Task set ->
1/ Reproduce the part of the Gerold Siedler biography starting with "German physical oceanographer (born" and going on through "Gymnasium Schloss Plön.".
2/ For each statement, say yes or no to whether it agrees with the Gerold Siedler biography, and quote the words from the biography that decide it: (a) Siedler completed his Abitur at the Gymnasium Schloss Plön in 1953. (b) Siedler's doctoral degree was in oceanography. (c) Siedler served as Director of the Institut für Meereskunde from 1976 to 1978.

═════ Source extract ═════

German physical oceanographer (born 1933)

Gerold Siedler (born 16 August 1933) is a German physical oceanographer. He is professor emeritus at the Christian-Albrechts University of Kiel and at the GEOMAR Helmholtz Centre for Ocean Research Kiel.

== Early life ==
Gerold Siedler was born in Olomouc, Czechoslovakia (now the Czech Republic). His movements during his childhood were influenced by the turmoil of World War II, until his family was finally reunited in 1946 in Plön, Schleswig-Holstein, West Germany. He attended schools in Liberec and Prague during the war, and Weimar after. He completed his secondary education (German: Abitur) in 1953 at the Gymnasium Schloss Plön.

== Professional positions and research ==

In 1953 Gerold Siedler started his studies in Physics, Mathematics and Geophysics at the Christian-Albrechts University of Kiel. He earned a doctoral degree in Physics in 1960 working with the applied physicist Werner Kroebel. His dissertation in the field of acoustics led him to develop a vocoder and explore speech discrimination in a reduced speech signal environment. Under the mentorship of Günter Dietrich, he subsequently started his career as a physical oceanographer at the Institute of Marine Science (German: Institut für Meereskunde Kiel, now GEOMAR Helmholtz Centre for Ocean Research Kiel), where he remained until retirement in 1998. He obtained his habilitation in oceanography and geophysics from the University of Kiel in 1966 for his work on the circulation and stratification at Bab-el-Mandeb, Red Sea.

He was appointed in 1969 as professor of physical oceanography at the same university. During his tenure at the Institut für Meereskunde and as professor of the University of Kiel, he held the following positions:

- Director of Marine Physics Department, 1969–1998
- Director of the Institut für Meereskunde, 1976–1978
- Dean of the Faculty of Mathematics and Natural Sciences of the University of Kiel, 1991–1992
- Emeritus Professor, since 1998

His work contributed in advancing knowledge on ocean circulation and climate, boundary currents, oceanic fronts, flow through straits, mixing processes, and internal waves. In addition, he was actively involved in the development of oceanographic instruments.

═════ Provided information ═════

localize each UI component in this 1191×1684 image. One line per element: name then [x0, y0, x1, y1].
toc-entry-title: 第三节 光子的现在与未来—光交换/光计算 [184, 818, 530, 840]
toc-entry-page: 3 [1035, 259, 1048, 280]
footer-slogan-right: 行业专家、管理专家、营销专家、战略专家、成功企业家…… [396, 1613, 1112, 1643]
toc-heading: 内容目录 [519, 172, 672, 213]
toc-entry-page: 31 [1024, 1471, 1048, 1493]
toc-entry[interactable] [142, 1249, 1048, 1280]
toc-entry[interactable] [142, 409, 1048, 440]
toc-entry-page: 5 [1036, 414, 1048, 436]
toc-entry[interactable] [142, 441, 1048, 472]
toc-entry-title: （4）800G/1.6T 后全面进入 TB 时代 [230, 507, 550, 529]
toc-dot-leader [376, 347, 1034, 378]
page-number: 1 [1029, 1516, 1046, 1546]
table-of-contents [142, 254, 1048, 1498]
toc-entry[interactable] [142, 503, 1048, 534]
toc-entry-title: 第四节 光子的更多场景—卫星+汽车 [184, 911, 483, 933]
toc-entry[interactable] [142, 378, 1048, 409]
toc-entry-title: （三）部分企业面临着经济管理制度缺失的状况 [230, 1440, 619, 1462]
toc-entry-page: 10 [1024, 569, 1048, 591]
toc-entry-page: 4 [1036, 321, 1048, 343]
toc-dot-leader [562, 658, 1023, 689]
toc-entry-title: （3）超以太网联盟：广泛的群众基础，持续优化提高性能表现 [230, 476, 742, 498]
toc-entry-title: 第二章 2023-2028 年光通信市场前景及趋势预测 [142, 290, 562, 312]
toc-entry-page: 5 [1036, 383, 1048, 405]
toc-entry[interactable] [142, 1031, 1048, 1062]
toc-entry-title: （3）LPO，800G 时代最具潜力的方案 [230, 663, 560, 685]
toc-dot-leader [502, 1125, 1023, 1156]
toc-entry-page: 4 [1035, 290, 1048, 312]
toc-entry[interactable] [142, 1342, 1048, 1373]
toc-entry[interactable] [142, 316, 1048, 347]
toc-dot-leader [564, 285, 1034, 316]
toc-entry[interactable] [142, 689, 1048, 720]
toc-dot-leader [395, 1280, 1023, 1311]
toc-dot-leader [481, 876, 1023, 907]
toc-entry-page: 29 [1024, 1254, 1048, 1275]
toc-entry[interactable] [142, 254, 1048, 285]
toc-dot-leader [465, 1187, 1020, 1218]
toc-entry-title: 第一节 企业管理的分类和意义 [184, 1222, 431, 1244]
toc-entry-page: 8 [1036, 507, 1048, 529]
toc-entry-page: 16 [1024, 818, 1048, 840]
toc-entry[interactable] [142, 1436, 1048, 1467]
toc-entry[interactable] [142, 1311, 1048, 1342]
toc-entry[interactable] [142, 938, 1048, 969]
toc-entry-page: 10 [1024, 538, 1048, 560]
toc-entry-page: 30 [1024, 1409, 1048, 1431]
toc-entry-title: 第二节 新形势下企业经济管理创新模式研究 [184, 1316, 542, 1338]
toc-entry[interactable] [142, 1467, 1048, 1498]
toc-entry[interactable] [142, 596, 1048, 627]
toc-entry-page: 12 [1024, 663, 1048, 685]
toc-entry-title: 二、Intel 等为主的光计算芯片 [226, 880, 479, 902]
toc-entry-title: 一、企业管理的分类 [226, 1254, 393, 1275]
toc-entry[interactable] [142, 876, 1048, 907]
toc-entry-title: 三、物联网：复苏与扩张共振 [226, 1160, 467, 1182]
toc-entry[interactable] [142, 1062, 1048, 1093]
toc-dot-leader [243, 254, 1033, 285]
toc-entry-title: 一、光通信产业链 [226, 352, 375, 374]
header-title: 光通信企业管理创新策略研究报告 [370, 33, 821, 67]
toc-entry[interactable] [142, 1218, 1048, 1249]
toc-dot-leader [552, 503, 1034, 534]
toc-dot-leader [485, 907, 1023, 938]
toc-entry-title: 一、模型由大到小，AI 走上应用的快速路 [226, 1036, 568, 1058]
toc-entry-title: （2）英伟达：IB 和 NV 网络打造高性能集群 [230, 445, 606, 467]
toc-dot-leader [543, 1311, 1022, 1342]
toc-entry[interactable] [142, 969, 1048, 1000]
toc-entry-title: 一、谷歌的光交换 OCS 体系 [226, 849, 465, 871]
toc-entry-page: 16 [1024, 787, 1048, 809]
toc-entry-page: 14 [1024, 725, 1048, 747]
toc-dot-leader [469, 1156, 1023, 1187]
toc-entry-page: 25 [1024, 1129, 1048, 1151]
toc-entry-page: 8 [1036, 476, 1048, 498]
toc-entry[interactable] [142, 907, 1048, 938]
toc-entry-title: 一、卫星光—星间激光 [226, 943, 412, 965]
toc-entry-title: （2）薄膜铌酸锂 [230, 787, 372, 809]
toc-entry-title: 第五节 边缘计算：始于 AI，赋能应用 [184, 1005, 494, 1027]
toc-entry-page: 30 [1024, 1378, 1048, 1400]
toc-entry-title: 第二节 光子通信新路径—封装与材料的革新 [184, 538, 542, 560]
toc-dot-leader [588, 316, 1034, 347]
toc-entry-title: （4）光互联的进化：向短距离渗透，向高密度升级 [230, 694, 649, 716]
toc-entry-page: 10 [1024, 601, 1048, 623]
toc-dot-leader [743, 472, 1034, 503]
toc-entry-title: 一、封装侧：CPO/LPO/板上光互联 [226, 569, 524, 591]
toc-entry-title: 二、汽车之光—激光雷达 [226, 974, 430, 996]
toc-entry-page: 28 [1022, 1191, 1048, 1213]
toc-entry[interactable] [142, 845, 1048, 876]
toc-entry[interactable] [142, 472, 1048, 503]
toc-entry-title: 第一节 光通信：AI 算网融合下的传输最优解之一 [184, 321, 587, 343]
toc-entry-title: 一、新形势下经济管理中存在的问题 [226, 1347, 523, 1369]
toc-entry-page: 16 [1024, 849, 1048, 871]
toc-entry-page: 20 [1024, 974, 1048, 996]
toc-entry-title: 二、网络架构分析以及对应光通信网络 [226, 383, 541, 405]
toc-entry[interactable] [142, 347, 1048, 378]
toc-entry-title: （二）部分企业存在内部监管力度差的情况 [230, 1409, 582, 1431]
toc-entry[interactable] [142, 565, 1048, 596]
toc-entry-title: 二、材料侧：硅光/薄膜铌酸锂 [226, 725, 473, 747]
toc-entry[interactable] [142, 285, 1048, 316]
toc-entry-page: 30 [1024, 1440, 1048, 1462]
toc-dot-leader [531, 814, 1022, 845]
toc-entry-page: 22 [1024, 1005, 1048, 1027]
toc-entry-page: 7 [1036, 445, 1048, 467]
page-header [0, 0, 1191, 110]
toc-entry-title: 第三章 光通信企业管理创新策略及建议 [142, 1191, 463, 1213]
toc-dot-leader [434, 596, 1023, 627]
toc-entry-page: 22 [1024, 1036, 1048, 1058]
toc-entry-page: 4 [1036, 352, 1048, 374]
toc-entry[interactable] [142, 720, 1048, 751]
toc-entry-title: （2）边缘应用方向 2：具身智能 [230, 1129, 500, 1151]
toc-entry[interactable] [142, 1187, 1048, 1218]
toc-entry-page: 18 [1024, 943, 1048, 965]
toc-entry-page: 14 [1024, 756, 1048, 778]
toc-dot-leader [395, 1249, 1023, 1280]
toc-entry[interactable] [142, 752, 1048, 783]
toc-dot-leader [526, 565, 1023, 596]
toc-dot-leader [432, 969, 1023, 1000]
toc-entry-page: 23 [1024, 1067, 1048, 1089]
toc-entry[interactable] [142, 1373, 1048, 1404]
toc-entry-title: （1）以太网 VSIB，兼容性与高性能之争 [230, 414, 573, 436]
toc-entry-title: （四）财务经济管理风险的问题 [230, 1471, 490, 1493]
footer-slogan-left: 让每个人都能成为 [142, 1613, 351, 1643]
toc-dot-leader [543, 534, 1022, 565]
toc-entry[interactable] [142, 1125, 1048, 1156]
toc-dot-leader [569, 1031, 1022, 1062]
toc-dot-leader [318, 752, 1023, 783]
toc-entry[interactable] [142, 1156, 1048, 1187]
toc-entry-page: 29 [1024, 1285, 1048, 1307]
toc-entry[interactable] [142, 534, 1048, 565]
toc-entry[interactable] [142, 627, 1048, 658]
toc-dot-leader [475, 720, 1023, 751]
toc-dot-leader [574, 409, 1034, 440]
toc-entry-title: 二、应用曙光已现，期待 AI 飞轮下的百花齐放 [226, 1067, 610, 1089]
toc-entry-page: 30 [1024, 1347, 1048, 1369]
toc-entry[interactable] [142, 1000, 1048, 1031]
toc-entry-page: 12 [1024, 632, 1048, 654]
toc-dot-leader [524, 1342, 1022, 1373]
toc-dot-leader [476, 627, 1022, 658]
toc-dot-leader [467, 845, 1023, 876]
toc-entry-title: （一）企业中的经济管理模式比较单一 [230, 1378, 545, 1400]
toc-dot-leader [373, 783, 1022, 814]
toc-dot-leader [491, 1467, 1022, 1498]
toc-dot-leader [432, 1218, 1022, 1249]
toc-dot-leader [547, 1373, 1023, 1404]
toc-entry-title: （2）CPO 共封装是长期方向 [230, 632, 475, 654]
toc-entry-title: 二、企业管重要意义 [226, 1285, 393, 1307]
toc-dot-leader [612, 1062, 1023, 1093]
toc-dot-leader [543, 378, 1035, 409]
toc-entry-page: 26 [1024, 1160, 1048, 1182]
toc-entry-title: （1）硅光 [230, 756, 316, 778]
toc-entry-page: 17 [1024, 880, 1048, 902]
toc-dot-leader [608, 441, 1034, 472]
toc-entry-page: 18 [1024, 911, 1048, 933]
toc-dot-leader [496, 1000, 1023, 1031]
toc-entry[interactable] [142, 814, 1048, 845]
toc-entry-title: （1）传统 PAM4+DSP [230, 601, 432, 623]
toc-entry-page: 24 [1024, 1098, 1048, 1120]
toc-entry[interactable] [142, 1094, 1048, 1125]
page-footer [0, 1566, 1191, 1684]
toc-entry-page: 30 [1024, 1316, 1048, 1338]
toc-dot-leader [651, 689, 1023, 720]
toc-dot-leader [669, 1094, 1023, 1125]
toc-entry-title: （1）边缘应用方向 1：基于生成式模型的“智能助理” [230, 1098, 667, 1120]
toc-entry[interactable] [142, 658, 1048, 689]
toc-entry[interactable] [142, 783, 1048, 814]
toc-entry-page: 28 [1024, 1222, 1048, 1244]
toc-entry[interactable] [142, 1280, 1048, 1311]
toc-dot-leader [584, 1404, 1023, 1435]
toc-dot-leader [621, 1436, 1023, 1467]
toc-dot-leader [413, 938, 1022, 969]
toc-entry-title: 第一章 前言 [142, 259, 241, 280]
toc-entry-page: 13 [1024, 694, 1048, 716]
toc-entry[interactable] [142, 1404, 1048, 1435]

═════

Results for the exercise ->
1/
German physical oceanographer (born 1933)

Gerold Siedler (born 16 August 1933) is a German physical oceanographer. He is professor emeritus at the Christian-Albrechts University of Kiel and at the GEOMAR Helmholtz Centre for Ocean Research Kiel.

== Early life ==
Gerold Siedler was born in Olomouc, Czechoslovakia (now the Czech Republic). His movements during his childhood were influenced by the turmoil of World War II, until his family was finally reunited in 1946 in Plön, Schleswig-Holstein, West Germany. He attended schools in Liberec and Prague during the war, and Weimar after. He completed his secondary education (German: Abitur) in 1953 at the Gymnasium Schloss Plön.

2/
(a) Yes: "He completed his secondary education (German: Abitur) in 1953 at the Gymnasium Schloss Plön."
(b) No: "He earned a doctoral degree in Physics in 1960"
(c) Yes: "Director of the Institut für Meereskunde, 1976–1978"